↓

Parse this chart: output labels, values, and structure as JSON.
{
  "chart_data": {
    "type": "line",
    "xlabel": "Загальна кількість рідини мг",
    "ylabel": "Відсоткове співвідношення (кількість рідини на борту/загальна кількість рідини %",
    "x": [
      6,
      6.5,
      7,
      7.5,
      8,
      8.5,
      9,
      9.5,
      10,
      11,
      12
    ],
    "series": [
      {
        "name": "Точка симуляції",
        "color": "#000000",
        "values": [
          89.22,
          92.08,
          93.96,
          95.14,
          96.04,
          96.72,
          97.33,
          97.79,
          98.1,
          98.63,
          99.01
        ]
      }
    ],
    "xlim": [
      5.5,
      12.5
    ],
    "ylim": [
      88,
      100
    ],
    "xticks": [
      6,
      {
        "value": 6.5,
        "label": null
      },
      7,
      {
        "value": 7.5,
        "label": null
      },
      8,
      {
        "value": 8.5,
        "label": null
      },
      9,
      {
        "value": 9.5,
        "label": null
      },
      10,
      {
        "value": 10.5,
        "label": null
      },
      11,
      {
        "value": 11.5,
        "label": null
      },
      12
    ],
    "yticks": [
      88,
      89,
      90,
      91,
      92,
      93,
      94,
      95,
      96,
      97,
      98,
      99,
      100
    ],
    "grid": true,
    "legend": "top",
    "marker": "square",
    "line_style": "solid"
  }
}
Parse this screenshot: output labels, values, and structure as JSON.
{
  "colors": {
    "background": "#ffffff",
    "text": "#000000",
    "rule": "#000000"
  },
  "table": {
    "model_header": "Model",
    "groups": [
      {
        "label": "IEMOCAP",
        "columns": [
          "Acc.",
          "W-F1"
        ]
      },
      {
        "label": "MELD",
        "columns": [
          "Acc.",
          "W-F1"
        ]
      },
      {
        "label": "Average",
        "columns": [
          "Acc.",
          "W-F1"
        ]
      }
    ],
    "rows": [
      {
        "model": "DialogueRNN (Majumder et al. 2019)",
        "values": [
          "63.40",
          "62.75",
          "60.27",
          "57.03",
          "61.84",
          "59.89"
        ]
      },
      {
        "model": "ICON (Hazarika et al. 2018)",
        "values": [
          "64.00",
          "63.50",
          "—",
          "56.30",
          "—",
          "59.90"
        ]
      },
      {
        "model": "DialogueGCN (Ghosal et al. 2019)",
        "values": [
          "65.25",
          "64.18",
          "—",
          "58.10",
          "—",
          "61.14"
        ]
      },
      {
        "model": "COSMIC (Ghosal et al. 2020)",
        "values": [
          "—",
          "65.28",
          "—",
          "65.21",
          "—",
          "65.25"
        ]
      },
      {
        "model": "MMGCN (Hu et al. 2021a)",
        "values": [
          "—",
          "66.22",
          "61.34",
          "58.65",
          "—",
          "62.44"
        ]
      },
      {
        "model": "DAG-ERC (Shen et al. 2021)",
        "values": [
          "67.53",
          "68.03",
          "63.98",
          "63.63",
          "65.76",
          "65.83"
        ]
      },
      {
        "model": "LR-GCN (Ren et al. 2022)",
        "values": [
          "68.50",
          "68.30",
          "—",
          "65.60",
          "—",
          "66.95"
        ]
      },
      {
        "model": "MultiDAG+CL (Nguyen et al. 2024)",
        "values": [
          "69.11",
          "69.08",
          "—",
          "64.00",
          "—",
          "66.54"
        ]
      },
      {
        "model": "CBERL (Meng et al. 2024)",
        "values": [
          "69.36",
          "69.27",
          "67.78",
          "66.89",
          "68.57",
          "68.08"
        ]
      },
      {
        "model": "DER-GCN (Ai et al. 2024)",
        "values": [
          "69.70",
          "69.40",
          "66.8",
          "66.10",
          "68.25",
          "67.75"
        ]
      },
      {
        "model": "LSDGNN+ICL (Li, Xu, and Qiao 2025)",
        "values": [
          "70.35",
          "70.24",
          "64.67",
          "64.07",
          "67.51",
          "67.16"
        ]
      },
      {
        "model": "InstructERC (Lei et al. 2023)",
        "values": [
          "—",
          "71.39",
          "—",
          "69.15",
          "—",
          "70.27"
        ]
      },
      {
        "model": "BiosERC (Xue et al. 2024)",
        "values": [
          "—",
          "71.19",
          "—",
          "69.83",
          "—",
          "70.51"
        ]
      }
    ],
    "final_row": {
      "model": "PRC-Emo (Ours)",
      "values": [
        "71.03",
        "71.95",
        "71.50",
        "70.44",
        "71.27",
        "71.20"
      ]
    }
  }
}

↑

→ Task statement
Scan the material for lines with the word "structure", and copy each line you find.

→ Worked solution
Parse this chart: output labels, values, and structure as JSON.
Parse this screenshot: output labels, values, and structure as JSON.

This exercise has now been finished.